(Data listing)
# # # # # # #
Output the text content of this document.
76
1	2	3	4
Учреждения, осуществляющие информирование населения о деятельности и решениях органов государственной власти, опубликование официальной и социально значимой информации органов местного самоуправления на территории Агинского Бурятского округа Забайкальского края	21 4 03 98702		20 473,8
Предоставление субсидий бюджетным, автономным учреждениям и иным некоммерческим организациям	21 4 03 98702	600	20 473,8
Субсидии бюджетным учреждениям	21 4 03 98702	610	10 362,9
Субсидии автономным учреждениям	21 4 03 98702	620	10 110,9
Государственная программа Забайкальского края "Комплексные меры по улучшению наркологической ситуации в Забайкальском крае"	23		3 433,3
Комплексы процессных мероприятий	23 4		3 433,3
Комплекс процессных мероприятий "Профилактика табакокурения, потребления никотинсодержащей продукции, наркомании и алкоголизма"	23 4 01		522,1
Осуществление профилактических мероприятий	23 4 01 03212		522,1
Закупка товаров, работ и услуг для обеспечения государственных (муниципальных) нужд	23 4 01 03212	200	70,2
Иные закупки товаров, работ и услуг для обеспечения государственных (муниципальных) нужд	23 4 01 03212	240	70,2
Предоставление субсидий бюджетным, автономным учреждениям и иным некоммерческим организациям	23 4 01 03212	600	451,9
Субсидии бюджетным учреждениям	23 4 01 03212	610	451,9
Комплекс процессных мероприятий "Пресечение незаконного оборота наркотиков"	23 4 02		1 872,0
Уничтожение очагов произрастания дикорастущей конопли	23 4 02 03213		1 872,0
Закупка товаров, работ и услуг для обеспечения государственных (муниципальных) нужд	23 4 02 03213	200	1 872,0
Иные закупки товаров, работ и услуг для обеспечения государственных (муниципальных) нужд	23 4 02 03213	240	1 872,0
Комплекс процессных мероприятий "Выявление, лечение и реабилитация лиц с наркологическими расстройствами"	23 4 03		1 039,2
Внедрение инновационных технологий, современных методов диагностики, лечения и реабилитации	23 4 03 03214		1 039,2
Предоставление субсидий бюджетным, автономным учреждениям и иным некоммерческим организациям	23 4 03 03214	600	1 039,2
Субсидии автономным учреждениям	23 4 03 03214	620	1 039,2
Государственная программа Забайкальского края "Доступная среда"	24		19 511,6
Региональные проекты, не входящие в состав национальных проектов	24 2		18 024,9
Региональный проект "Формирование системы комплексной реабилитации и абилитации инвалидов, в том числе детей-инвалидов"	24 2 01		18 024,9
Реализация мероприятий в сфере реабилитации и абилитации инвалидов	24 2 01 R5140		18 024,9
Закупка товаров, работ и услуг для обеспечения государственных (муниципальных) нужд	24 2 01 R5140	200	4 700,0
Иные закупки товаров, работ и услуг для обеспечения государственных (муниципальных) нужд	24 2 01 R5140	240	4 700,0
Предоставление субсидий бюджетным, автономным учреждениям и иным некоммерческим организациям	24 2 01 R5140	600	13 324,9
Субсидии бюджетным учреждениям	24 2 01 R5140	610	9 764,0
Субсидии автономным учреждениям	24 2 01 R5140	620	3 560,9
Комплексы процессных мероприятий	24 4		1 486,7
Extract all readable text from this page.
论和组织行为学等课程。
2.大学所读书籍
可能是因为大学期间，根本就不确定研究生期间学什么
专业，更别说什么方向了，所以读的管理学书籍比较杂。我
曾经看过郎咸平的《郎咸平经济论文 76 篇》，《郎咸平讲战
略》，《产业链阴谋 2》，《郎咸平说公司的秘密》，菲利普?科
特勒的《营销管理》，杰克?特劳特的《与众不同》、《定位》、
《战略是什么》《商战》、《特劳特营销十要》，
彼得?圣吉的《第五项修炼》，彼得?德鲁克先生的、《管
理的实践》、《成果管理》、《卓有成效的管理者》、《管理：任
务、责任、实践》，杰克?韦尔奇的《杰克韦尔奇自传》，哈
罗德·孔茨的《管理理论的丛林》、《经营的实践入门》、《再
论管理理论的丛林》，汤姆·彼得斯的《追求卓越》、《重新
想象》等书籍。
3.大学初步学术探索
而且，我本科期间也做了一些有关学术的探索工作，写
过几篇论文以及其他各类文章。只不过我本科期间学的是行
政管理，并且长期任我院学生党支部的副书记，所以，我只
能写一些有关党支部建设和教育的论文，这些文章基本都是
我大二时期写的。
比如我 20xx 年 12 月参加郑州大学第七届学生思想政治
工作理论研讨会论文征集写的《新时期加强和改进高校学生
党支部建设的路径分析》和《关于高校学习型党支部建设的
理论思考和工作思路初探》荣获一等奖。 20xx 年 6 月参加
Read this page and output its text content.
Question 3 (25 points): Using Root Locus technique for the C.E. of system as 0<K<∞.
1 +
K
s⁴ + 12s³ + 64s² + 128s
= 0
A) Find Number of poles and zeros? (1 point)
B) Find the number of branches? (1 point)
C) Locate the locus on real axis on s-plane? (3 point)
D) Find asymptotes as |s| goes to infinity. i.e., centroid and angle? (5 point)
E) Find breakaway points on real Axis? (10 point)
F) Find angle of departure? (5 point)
# # # # # # #
## [WHAT THE TASK REQUIRES]
From the listing above, pick out every line containing "real".

## [THE RESPONSE]
C) Locate the locus on real axis on s-plane? (3 point)
E) Find breakaway points on real Axis? (10 point)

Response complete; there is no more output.